**Tasks to complete:**
(a) In the blog post on scalar implicature, what feature is given as a more informative way to identify someone than having two legs?
(b) Continue the blog post on scalar implicature and the game Guess Who? from its last sentence.

**Text block:**
▼
Sunday, November 13, 2016

Guess Who?

Scalar implicature is a type of conversational shorthand of using weak terms to imply the negation of stronger ones that lie along the same “scale.” If I said “some students failed 107,” it can be inferred than some students didn’t fail, because if no one had passed, I would have used the stronger word of “all.” The acquisition of scalar implicature occurs later in life than most linguistic understandings, and children aren’t always the best at inferring information about the scale of an action based on the qualifier such as “some” or “all.”
As I read the Stiller, Goodman, and Frank paper, I couldn’t help but fixate on the idea of favoring informative, and thus typically unique, features like identifying someone by their mohawk rather than them having two legs. It made me think of playing the game Guess Who? and remembering the strategy of both using broad eliminators/identifiers (such as gender or having facial hair) and using the “jackpot” identifiers that really singled out players (wearing a hat or having blue eyes). Reflecting on times I played Guess Who? as a child, I remembered how I could identify that hats were more rare than facial hair, and blue eyes were more rare than brown ones. This is a great example of children’s ability to infer underlying implicature, but quantifying these traits using linguistic qualifiers like “some,” “most,” and “all” is where children struggle. In Guess Who? you ask “Does your person have white hair?” and there is no need to quantify using language about the number of potential candidates that have white hair.
▲
**Given data:**
▼
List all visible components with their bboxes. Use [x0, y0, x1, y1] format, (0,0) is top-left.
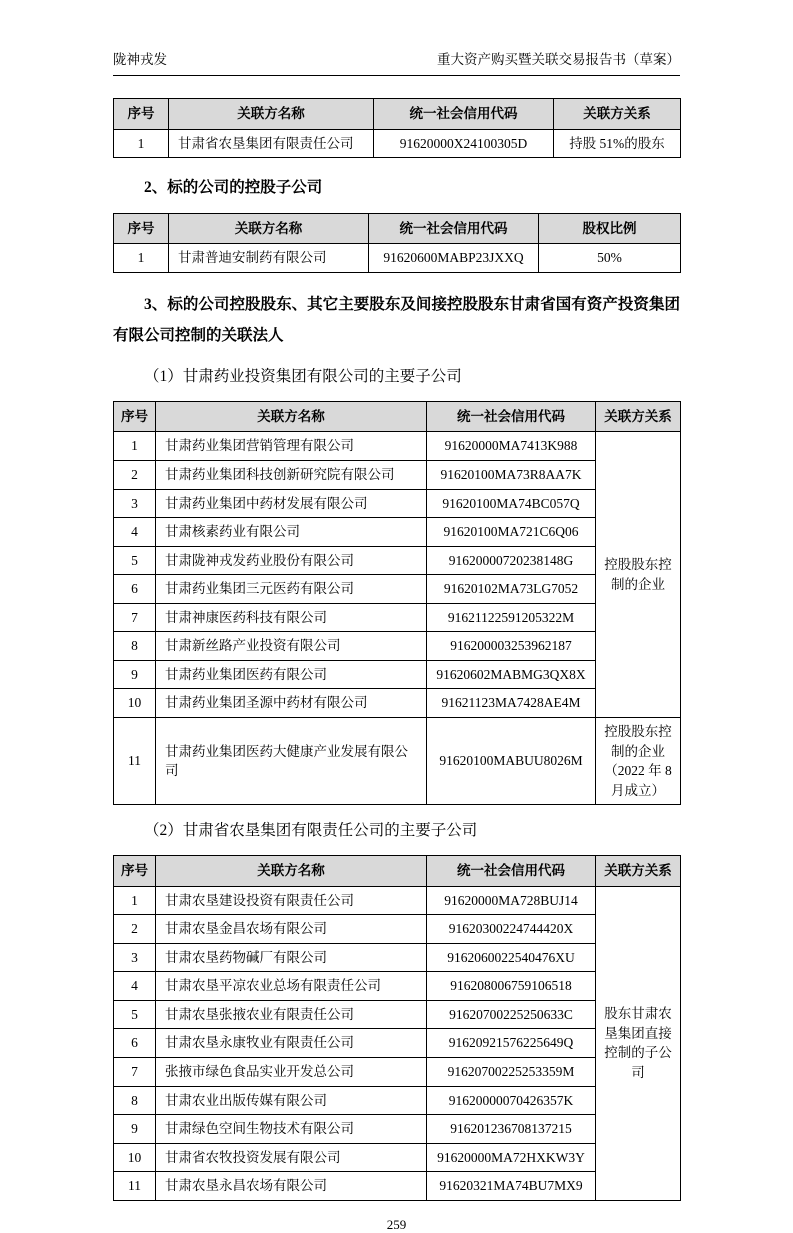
▲
**Expected results:**
(a) Their mohawk.

(b)
Barner’s study focuses more so on pragmatic development, but I found myself fixated on the idea of the accuracy of scalar implicature. The example used about Mary eating John’s cake was particularly interesting to me, in the context of truths. If Mary had eaten the whole cake and said “I ate some of it,” John, as an adult, would likely interpret that as Mary eating some, but not all, of the cake. If John were to then go find a completely devoured cake, I imagine he would not be so happy, and think Mary had not told him the truth. The fascinating thing is that if she had said that she had eaten “all” of the cake, then in the process she ate “some” of the cake, because some is enclosed in the larger set of “all.” This means that Mary did indeed eat “some” of the cake, so it wasn’t a lie. This linguistic manipulation isn’t lying at all—it’s merely a manipulation that relies on our own assumptions as adult humans to assume negation of stronger qualifiers by choosing to use weaker ones. I am curious to learn of instances where using scalar implicature to one’s advantage in a courtroom situation ended up changing the direction of the case. Thankfully this manipulation can’t be used in the game of Guess Who? or else no kids would be beating their parents in the game.

2 comments:

  1. Thoroughly enjoyed reading your blog! I really liked how you tied in the game Guess Who? and the ideas discussed in Stiller's paper like how it is easier to identify rarer characteristics. I'm also interested to learn how linguistic manipulation of ambiguous quantifiers like "some" are used in real-world situations like courtrooms or even in marketing!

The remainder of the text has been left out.